╔══
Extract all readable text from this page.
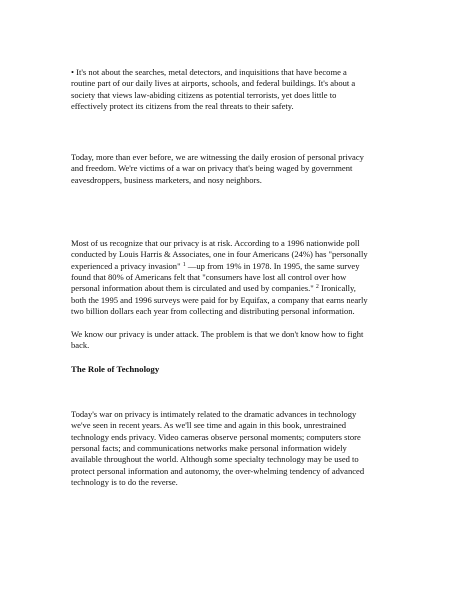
• It's not about the searches, metal detectors, and inquisitions that have become a
routine part of our daily lives at airports, schools, and federal buildings. It's about a
society that views law-abiding citizens as potential terrorists, yet does little to
effectively protect its citizens from the real threats to their safety.

Today, more than ever before, we are witnessing the daily erosion of personal privacy
and freedom. We're victims of a war on privacy that's being waged by government
eavesdroppers, business marketers, and nosy neighbors.

Most of us recognize that our privacy is at risk. According to a 1996 nationwide poll
conducted by Louis Harris & Associates, one in four Americans (24%) has "personally
experienced a privacy invasion" $^1$ —up from 19% in 1978. In 1995, the same survey
found that 80% of Americans felt that "consumers have lost all control over how
personal information about them is circulated and used by companies." $^2$ Ironically,
both the 1995 and 1996 surveys were paid for by Equifax, a company that earns nearly
two billion dollars each year from collecting and distributing personal information.

We know our privacy is under attack. The problem is that we don't know how to fight
back.

The Role of Technology

Today's war on privacy is intimately related to the dramatic advances in technology
we've seen in recent years. As we'll see time and again in this book, unrestrained
technology ends privacy. Video cameras observe personal moments; computers store
personal facts; and communications networks make personal information widely
available throughout the world. Although some specialty technology may be used to
protect personal information and autonomy, the over-whelming tendency of advanced
technology is to do the reverse.
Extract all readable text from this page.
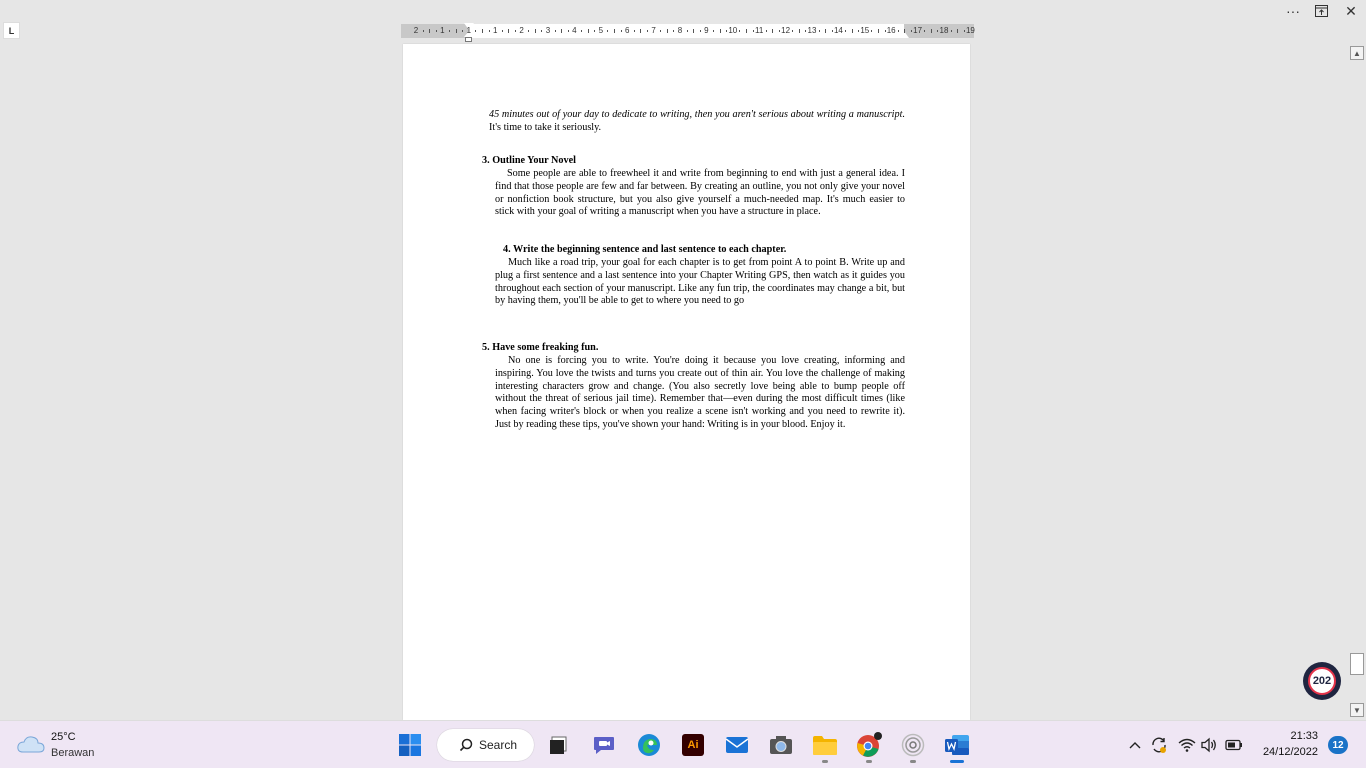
L
···	✕
2	1	1	1	2	3	4	5	6	7	8	9 10 11 12 13 14 15 16 17 18 19
45 minutes out of your day to dedicate to writing, then you aren't serious about writing a manuscript. It's time to take it seriously.
3. Outline Your Novel
Some people are able to freewheel it and write from beginning to end with just a general idea. I find that those people are few and far between. By creating an outline, you not only give your novel or nonfiction book structure, but you also give yourself a much-needed map. It's much easier to stick with your goal of writing a manuscript when you have a structure in place.
4. Write the beginning sentence and last sentence to each chapter.
Much like a road trip, your goal for each chapter is to get from point A to point B. Write up and plug a first sentence and a last sentence into your Chapter Writing GPS, then watch as it guides you throughout each section of your manuscript. Like any fun trip, the coordinates may change a bit, but by having them, you'll be able to get to where you need to go
5. Have some freaking fun.
No one is forcing you to write. You're doing it because you love creating, informing and inspiring. You love the twists and turns you create out of thin air. You love the challenge of making interesting characters grow and change. (You also secretly love being able to bump people off without the threat of serious jail time). Remember that—even during the most difficult times (like when facing writer's block or when you realize a scene isn't working and you need to rewrite it). Just by reading these tips, you've shown your hand: Writing is in your blood. Enjoy it.
▲
▼
202
25°C
Berawan
Search	Ai
21:33
24/12/2022
12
╚══
### WHAT TO DO
In the data above, tally the lines holding "protect" and answer with the figure only.

### THE OUTPUT
2